| Exercise objective |
Find how many lines hold the word "JSON" and give that number only.

| Items |
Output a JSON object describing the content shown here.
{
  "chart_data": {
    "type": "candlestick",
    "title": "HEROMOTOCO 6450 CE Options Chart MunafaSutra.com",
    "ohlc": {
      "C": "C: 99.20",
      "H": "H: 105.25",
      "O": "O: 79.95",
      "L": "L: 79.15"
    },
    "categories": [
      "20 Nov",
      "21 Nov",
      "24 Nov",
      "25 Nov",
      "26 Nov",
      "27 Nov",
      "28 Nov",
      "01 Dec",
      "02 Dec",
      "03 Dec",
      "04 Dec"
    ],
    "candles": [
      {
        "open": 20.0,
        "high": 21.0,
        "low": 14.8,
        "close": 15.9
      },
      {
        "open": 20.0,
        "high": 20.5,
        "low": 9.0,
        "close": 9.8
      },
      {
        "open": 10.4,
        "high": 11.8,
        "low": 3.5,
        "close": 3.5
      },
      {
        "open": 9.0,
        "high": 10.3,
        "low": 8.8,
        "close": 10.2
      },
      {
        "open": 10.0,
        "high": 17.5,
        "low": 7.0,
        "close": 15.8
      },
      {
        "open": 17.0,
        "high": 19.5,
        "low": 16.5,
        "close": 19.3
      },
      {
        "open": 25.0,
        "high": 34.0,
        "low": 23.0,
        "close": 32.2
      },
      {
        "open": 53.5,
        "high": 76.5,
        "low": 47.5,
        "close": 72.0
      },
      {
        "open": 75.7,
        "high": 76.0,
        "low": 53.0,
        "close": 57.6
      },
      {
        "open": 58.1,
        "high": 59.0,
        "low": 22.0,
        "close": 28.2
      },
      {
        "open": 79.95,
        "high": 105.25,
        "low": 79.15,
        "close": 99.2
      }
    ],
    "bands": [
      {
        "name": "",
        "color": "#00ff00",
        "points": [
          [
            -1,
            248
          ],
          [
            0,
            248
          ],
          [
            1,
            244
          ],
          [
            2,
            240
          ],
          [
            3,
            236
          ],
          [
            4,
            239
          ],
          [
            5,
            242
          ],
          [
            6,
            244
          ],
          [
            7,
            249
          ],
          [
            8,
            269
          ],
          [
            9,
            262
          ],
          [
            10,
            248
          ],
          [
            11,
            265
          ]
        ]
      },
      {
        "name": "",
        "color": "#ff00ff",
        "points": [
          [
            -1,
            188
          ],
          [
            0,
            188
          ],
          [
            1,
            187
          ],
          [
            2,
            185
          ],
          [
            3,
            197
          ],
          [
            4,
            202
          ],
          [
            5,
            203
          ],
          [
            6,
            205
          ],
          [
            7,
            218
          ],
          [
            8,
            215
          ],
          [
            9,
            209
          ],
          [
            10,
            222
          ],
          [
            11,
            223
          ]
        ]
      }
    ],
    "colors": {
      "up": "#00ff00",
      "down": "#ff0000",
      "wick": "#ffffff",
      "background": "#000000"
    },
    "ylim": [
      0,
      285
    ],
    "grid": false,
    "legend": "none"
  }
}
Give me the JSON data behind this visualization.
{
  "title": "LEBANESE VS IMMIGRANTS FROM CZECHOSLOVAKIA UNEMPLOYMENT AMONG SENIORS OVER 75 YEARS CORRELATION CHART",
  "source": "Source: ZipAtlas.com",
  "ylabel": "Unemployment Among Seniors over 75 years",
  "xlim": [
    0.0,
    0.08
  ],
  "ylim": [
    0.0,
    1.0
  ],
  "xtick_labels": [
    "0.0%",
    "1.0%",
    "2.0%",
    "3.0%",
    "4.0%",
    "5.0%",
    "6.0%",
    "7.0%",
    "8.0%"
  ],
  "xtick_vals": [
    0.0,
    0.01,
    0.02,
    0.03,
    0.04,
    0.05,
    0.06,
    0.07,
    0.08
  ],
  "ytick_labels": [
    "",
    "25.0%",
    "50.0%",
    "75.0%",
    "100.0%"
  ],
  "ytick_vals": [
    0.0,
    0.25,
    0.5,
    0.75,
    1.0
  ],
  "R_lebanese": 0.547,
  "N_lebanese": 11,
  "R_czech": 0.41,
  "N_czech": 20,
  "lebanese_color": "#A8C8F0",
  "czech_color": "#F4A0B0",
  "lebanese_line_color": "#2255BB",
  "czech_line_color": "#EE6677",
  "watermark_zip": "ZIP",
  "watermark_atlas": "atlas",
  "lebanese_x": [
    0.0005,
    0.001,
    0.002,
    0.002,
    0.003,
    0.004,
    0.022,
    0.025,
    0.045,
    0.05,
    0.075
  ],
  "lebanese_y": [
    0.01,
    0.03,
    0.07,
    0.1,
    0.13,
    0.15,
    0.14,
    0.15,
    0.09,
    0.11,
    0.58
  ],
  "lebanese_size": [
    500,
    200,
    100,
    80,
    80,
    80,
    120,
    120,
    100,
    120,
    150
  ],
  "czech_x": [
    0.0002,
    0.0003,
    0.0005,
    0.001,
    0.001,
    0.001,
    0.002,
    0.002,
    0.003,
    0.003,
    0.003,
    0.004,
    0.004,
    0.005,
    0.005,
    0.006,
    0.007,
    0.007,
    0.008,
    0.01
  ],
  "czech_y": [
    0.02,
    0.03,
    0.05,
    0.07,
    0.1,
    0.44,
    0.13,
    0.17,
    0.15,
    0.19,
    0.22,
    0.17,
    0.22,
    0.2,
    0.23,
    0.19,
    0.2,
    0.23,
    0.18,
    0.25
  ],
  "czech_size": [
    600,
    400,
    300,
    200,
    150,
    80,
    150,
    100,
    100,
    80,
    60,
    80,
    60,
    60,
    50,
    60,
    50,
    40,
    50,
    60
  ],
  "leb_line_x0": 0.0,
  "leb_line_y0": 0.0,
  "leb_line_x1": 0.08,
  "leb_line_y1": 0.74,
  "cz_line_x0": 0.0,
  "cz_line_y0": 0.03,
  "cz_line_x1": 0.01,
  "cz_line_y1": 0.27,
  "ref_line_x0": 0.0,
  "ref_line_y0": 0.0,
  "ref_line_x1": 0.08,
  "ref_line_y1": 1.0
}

| Finished task |
2